* Page *
══════════

Saturday, November 4, 2017

Nippenicket November


Consumed by planning my abortive attempt at the Wampanoag Canoe Passage, I actually only kayaked a few times this season.  Today I woke to a bright, cool morning and determined to go to my favorite pond for the first time this year.  My only plan was to enjoy whatever fall color remained.  

Bridgewater's Nippenicket pond is a mile long with a crinkly shoreline and a few small islands.  Waterfront houses both modest and palatial dot the southern shoreline, displaying the variety of ways people enjoy the water.  I have habitually wandered these shallows in my kayak and shamelessly gazed into people's backyards.  Today, though, I went another way, along the straighter eastern shore and soon reached the northern half, which snugs into the edge of the fabled Hockomock Swamp.  I hadn't been this way in over a year, and had forgotten how pretty these wilder parts are.


 I would have LOVED to have a treehouse like this overhanging the water.  Heck, I'd still love it.


 At this point, the road comes close enough to the pond to leave no room for a house lot.
I like to imagine neighborhood kids take advantage of this "unusable" waterfront.


 Little fall color remains.  Here is, I think, highbush blueberry (above) and black oak (below).






I think this is the last house but one before the Swamp.  Quite an estate; a bit out of my price range.
I'm betting nice views from the giant windows and lower and upper decks.

 Birch glows in the sun.

══════════

* Records provided *
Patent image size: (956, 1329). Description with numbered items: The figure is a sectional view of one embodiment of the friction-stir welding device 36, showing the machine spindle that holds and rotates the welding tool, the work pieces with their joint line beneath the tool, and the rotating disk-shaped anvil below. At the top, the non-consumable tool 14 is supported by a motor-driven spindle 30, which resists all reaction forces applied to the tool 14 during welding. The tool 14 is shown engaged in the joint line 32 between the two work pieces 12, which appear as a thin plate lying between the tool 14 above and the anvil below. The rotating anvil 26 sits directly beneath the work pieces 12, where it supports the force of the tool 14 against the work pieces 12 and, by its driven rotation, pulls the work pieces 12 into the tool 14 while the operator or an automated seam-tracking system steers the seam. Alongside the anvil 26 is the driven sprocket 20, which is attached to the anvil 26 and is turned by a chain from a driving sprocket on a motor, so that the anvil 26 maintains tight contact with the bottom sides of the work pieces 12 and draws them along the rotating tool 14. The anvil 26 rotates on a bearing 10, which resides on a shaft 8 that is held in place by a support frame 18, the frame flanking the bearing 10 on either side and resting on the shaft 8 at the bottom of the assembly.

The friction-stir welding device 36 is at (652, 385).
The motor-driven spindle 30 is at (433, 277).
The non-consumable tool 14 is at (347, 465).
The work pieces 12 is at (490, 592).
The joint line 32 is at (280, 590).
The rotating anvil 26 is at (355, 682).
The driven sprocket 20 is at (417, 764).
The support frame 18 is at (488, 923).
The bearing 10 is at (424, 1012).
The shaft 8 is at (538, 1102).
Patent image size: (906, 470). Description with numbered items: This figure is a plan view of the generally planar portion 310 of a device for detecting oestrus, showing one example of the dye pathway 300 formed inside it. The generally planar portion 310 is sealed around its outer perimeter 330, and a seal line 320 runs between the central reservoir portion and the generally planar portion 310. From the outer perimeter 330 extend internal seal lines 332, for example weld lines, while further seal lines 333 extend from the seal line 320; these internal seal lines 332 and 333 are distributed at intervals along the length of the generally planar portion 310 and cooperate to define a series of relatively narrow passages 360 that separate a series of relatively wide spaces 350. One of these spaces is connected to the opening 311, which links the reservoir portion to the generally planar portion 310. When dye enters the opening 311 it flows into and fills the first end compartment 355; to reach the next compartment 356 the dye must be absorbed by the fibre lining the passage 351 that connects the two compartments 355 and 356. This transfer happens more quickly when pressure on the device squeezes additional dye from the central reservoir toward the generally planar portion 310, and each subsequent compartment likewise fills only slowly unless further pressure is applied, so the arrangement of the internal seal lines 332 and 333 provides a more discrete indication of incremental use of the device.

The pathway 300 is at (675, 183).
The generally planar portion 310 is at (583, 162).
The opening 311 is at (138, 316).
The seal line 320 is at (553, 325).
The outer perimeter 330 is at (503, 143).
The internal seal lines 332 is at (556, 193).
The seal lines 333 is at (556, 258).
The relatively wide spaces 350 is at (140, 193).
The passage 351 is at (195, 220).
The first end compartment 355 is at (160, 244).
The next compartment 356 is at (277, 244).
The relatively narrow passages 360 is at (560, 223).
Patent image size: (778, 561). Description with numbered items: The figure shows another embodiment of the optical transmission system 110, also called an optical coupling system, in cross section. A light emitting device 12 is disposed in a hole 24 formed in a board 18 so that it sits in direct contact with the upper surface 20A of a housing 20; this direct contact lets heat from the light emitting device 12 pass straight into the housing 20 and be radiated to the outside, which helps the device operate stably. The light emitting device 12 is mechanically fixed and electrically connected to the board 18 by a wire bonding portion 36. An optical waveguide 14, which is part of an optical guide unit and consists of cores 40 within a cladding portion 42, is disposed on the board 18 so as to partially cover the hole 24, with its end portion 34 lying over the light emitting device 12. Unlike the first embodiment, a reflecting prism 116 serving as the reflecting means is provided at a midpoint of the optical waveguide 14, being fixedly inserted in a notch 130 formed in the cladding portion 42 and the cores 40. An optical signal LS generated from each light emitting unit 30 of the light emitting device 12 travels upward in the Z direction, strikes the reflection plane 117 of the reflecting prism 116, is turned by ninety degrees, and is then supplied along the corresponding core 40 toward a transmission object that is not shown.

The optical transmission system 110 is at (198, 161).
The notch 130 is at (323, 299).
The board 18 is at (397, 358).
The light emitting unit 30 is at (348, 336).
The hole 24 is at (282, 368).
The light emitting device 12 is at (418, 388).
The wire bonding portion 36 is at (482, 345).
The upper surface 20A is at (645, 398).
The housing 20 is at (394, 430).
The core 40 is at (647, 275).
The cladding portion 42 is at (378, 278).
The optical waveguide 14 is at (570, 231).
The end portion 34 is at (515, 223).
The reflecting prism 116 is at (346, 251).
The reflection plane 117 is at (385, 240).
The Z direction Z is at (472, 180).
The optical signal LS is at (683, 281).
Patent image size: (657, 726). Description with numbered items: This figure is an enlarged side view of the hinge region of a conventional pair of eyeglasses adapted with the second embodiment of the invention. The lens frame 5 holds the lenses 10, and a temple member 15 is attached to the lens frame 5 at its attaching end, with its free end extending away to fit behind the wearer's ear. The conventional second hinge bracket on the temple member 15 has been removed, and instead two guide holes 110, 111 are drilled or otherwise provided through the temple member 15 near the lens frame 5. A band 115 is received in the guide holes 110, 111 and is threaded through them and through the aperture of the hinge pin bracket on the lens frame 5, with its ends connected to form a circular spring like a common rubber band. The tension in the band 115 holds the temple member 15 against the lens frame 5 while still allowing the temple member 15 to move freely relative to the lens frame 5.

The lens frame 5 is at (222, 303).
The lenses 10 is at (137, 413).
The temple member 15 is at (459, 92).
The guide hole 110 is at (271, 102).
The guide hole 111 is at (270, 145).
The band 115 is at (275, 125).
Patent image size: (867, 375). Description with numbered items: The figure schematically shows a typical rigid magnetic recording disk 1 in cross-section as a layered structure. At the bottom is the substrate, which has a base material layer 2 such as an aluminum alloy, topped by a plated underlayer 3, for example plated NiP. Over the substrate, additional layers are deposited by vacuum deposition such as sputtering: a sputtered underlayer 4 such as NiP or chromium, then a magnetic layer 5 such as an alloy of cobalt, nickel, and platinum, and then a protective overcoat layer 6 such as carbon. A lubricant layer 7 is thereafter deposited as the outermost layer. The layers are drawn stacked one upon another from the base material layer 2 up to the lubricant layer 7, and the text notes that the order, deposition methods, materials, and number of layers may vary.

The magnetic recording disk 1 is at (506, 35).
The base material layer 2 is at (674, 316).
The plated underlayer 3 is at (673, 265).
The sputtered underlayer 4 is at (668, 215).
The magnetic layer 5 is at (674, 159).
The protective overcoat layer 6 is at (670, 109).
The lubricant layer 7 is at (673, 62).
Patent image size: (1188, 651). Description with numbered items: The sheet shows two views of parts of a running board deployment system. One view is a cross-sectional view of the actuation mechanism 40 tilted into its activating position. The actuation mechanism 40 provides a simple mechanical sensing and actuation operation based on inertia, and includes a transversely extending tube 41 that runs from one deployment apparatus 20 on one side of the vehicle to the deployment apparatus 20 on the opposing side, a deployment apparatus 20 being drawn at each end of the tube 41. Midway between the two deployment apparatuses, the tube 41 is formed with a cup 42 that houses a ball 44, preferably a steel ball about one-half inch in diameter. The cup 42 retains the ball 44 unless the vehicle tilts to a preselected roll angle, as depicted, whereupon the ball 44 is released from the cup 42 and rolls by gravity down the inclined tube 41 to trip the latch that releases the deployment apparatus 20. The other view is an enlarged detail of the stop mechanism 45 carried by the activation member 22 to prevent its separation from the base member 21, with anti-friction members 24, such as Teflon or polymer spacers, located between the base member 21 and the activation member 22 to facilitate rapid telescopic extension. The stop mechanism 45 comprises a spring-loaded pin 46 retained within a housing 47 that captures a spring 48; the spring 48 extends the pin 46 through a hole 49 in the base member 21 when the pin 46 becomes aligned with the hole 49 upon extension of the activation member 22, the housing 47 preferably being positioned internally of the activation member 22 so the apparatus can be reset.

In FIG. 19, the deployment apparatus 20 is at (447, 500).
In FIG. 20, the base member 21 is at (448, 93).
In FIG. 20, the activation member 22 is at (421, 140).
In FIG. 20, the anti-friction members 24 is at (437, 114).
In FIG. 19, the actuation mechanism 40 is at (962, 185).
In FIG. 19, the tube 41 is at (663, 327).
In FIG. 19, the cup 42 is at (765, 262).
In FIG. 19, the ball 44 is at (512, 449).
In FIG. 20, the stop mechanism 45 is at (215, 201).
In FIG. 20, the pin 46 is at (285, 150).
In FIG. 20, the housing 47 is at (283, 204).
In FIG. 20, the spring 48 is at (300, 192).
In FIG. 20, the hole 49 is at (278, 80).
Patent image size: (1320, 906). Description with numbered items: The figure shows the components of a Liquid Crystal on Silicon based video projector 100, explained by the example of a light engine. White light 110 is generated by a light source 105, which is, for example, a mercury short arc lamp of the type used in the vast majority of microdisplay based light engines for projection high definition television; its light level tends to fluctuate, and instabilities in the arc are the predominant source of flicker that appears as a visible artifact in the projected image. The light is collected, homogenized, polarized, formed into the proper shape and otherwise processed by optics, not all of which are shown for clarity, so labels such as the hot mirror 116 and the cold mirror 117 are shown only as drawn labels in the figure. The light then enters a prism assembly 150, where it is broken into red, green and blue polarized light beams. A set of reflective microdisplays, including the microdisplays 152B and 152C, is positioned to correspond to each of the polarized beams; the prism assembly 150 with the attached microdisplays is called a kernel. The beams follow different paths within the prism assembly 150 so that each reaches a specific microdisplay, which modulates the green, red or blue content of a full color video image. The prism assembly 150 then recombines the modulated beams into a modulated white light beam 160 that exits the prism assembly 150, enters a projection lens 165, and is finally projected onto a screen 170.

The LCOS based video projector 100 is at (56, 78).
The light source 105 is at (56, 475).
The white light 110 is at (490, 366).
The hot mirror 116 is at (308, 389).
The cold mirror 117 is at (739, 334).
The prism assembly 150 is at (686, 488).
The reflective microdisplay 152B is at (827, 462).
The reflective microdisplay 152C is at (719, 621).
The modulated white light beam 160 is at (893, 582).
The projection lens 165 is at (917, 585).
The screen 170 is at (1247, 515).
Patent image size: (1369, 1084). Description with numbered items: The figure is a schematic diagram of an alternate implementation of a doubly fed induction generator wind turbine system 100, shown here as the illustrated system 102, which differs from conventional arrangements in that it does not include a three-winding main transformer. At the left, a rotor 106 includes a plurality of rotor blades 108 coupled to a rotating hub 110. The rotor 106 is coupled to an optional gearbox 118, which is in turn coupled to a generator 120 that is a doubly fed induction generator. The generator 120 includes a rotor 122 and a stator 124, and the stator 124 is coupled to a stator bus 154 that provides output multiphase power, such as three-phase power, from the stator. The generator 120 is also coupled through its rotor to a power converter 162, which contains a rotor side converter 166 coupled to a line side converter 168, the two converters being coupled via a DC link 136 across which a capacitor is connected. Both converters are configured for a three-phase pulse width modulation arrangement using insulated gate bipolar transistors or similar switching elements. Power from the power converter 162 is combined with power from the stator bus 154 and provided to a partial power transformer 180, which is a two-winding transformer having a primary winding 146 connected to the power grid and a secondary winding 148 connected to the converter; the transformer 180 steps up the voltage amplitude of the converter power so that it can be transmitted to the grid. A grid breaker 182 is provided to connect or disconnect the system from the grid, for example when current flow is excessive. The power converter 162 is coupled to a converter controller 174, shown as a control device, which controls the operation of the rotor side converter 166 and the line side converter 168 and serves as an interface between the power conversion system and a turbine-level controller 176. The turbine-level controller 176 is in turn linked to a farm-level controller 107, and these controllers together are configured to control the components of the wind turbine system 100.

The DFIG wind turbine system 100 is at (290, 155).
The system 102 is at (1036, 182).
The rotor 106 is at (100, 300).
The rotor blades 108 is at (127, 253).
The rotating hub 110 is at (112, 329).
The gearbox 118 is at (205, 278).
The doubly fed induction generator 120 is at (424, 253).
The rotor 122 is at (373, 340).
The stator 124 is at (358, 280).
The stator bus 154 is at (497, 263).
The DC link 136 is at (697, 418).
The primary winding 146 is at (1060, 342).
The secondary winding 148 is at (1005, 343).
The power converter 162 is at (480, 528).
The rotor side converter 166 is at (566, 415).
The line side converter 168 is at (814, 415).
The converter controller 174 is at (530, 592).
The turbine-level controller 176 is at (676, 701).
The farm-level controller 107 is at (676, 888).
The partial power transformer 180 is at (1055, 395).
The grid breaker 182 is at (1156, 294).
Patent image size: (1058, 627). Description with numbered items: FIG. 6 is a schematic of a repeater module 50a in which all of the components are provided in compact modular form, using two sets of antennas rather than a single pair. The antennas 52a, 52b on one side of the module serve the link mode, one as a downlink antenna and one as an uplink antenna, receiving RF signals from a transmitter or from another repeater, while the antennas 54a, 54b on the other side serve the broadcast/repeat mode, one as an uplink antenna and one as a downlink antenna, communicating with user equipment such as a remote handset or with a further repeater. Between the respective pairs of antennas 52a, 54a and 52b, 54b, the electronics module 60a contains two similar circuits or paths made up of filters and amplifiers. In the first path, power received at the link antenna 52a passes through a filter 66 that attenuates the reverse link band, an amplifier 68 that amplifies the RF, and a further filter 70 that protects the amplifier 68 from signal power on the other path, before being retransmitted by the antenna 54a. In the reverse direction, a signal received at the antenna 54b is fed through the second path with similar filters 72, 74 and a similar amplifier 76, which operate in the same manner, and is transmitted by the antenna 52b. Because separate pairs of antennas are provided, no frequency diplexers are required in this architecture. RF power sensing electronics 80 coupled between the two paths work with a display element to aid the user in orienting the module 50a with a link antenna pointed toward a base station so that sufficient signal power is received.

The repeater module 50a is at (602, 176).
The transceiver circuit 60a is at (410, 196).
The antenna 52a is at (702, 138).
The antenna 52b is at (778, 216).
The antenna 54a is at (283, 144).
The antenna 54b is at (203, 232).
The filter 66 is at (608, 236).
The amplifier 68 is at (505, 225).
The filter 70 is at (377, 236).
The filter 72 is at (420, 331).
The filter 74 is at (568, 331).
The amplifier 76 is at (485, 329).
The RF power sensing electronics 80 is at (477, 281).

══════════

* The tasks *
a: Name every plant that the blog post about kayaking on Nippenicket pond identifies.
b: Write the next few sentences of the blog post about kayaking on Nippenicket pond, picking up after its final sentence.

* Answers to the exercises *
a: highbush blueberry, black oak, birch

b:
A kitchen stool, in good condition, upright, in the middle of nowhere.  (This photo
beside entry for "middle of nowhere" in the dictionary.)  Evidence for the recent
operation nearby of an Infinite Improbability Drive?  Probably not.  But still...


Nearing the northern end.

Ponds generally get shallower and smaller over time.  This was likely
once an island in the larger pond.  Now it is an island in the marsh.  



 It's hard to see here, but a track through the marsh continuing into a path ashore
tells of regular visitors to this island.

I wish I'd realized where I was when I took the videos below.  I was near the northernmost part of the pond--a place usually choked with water plants and nearly impassable, but accessible at the high water level after all the rain we've had.  The pond is there the source of a stream that flows into the Swamp, and eventually becomes a major tributary of the Taunton River.  In years past I despaired of ever reaching that stream, but it would have been much easier today.  I think I see a return trip this season.





Headed home.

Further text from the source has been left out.